• Records

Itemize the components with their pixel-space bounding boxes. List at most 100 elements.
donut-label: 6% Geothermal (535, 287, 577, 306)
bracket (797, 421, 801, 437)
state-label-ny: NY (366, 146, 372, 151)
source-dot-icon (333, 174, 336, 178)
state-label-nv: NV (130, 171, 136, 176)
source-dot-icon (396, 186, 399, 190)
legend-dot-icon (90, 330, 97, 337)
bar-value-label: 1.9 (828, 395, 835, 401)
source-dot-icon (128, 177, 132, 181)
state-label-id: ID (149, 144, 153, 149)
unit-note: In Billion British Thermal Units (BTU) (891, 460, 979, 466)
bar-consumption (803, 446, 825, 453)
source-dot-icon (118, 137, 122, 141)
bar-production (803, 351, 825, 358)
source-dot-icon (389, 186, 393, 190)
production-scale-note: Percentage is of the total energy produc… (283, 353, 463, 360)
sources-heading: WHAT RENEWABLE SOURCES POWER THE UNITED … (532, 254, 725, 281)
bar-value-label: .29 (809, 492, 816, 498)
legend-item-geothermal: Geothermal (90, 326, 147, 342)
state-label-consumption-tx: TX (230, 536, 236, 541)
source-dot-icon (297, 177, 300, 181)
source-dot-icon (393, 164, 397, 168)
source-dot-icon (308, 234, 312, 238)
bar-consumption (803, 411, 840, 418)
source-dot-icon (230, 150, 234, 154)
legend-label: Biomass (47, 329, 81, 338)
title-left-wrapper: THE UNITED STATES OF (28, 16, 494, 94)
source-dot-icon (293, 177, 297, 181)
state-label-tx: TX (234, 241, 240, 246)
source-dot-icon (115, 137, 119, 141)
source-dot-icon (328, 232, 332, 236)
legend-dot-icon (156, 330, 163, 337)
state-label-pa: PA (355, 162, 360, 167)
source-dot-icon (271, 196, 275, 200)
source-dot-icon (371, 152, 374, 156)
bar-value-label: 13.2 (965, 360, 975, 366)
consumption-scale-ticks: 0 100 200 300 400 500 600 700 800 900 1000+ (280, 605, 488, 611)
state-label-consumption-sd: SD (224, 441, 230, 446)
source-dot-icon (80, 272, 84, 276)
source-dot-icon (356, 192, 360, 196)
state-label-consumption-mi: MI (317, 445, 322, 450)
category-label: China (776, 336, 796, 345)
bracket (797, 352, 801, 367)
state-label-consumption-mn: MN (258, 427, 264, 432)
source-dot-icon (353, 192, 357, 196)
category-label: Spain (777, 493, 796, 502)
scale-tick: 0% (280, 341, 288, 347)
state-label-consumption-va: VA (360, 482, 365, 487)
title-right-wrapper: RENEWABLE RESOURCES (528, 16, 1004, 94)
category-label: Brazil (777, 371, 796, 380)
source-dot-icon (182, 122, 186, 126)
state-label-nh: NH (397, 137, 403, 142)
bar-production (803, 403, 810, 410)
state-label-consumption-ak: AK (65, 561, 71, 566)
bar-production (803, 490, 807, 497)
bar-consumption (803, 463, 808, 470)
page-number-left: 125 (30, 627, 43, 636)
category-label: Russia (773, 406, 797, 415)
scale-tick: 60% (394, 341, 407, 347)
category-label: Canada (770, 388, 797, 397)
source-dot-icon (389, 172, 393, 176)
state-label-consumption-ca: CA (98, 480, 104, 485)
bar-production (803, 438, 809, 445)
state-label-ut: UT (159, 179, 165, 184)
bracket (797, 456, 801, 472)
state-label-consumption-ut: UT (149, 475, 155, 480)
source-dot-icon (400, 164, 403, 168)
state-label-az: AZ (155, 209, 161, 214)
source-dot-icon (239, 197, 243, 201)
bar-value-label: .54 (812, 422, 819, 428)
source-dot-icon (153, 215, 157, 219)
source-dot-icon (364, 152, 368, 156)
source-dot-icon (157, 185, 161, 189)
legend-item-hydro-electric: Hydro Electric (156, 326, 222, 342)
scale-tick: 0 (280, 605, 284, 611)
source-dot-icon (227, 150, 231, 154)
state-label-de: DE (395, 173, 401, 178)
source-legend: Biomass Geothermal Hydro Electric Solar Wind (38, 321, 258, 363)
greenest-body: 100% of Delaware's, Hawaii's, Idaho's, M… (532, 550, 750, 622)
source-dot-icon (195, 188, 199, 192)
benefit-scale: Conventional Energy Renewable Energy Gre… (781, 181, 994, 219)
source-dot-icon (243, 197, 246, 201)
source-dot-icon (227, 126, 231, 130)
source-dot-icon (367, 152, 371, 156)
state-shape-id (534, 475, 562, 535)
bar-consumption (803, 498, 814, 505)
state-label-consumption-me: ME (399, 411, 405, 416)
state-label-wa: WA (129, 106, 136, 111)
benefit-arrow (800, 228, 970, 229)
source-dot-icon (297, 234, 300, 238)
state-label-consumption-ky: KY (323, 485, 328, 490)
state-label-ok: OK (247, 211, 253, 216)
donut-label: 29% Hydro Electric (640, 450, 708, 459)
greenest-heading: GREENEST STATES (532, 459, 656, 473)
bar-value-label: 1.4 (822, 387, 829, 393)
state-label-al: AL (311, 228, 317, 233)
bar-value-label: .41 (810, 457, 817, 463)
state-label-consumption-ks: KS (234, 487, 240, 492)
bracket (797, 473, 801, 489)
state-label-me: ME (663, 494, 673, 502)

• Problem statement
Rewrite the items above, swapping each occurrence of "source-dot-icon" for "source-marker" and leaving everything else untouched.

• Answer to this problem
Itemize the components with their pixel-space bounding boxes. List at most 100 elements.
donut-label: 6% Geothermal (535, 287, 577, 306)
bracket (797, 421, 801, 437)
state-label-ny: NY (366, 146, 372, 151)
source-marker (333, 174, 336, 178)
state-label-nv: NV (130, 171, 136, 176)
source-marker (396, 186, 399, 190)
legend-dot-icon (90, 330, 97, 337)
bar-value-label: 1.9 (828, 395, 835, 401)
source-marker (128, 177, 132, 181)
state-label-id: ID (149, 144, 153, 149)
unit-note: In Billion British Thermal Units (BTU) (891, 460, 979, 466)
bar-consumption (803, 446, 825, 453)
source-marker (118, 137, 122, 141)
bar-production (803, 351, 825, 358)
source-marker (389, 186, 393, 190)
production-scale-note: Percentage is of the total energy produc… (283, 353, 463, 360)
sources-heading: WHAT RENEWABLE SOURCES POWER THE UNITED … (532, 254, 725, 281)
bar-value-label: .29 (809, 492, 816, 498)
legend-item-geothermal: Geothermal (90, 326, 147, 342)
state-label-consumption-tx: TX (230, 536, 236, 541)
source-marker (297, 177, 300, 181)
source-marker (393, 164, 397, 168)
source-marker (308, 234, 312, 238)
bar-consumption (803, 411, 840, 418)
source-marker (230, 150, 234, 154)
legend-label: Biomass (47, 329, 81, 338)
title-left-wrapper: THE UNITED STATES OF (28, 16, 494, 94)
source-marker (293, 177, 297, 181)
state-label-tx: TX (234, 241, 240, 246)
source-marker (115, 137, 119, 141)
source-marker (328, 232, 332, 236)
legend-dot-icon (156, 330, 163, 337)
state-label-pa: PA (355, 162, 360, 167)
source-marker (271, 196, 275, 200)
source-marker (371, 152, 374, 156)
bar-value-label: 13.2 (965, 360, 975, 366)
consumption-scale-ticks: 0 100 200 300 400 500 600 700 800 900 1000+ (280, 605, 488, 611)
state-label-consumption-sd: SD (224, 441, 230, 446)
source-marker (80, 272, 84, 276)
source-marker (356, 192, 360, 196)
state-label-consumption-mi: MI (317, 445, 322, 450)
category-label: China (776, 336, 796, 345)
bracket (797, 352, 801, 367)
state-label-consumption-mn: MN (258, 427, 264, 432)
source-marker (353, 192, 357, 196)
category-label: Spain (777, 493, 796, 502)
scale-tick: 0% (280, 341, 288, 347)
state-label-consumption-va: VA (360, 482, 365, 487)
title-right-wrapper: RENEWABLE RESOURCES (528, 16, 1004, 94)
category-label: Brazil (777, 371, 796, 380)
source-marker (182, 122, 186, 126)
state-label-nh: NH (397, 137, 403, 142)
bar-production (803, 403, 810, 410)
state-label-consumption-ak: AK (65, 561, 71, 566)
bar-production (803, 490, 807, 497)
bar-consumption (803, 463, 808, 470)
page-number-left: 125 (30, 627, 43, 636)
category-label: Russia (773, 406, 797, 415)
scale-tick: 60% (394, 341, 407, 347)
category-label: Canada (770, 388, 797, 397)
source-marker (389, 172, 393, 176)
state-label-consumption-ca: CA (98, 480, 104, 485)
bar-production (803, 438, 809, 445)
state-label-ut: UT (159, 179, 165, 184)
bracket (797, 456, 801, 472)
state-label-consumption-ut: UT (149, 475, 155, 480)
source-marker (400, 164, 403, 168)
state-label-az: AZ (155, 209, 161, 214)
source-marker (239, 197, 243, 201)
bar-value-label: .54 (812, 422, 819, 428)
source-marker (153, 215, 157, 219)
source-marker (364, 152, 368, 156)
source-marker (157, 185, 161, 189)
legend-item-hydro-electric: Hydro Electric (156, 326, 222, 342)
scale-tick: 0 (280, 605, 284, 611)
source-marker (227, 150, 231, 154)
state-label-de: DE (395, 173, 401, 178)
source-legend: Biomass Geothermal Hydro Electric Solar Wind (38, 321, 258, 363)
greenest-body: 100% of Delaware's, Hawaii's, Idaho's, M… (532, 550, 750, 622)
source-marker (195, 188, 199, 192)
benefit-scale: Conventional Energy Renewable Energy Gre… (781, 181, 994, 219)
source-marker (243, 197, 246, 201)
source-marker (227, 126, 231, 130)
source-marker (367, 152, 371, 156)
state-shape-id (534, 475, 562, 535)
bar-consumption (803, 498, 814, 505)
state-label-consumption-me: ME (399, 411, 405, 416)
state-label-wa: WA (129, 106, 136, 111)
benefit-arrow (800, 228, 970, 229)
source-marker (297, 234, 300, 238)
state-label-consumption-ky: KY (323, 485, 328, 490)
state-label-ok: OK (247, 211, 253, 216)
donut-label: 29% Hydro Electric (640, 450, 708, 459)
greenest-heading: GREENEST STATES (532, 459, 656, 473)
bar-value-label: 1.4 (822, 387, 829, 393)
state-label-al: AL (311, 228, 317, 233)
bar-value-label: .41 (810, 457, 817, 463)
state-label-consumption-ks: KS (234, 487, 240, 492)
bracket (797, 473, 801, 489)
state-label-me: ME (663, 494, 673, 502)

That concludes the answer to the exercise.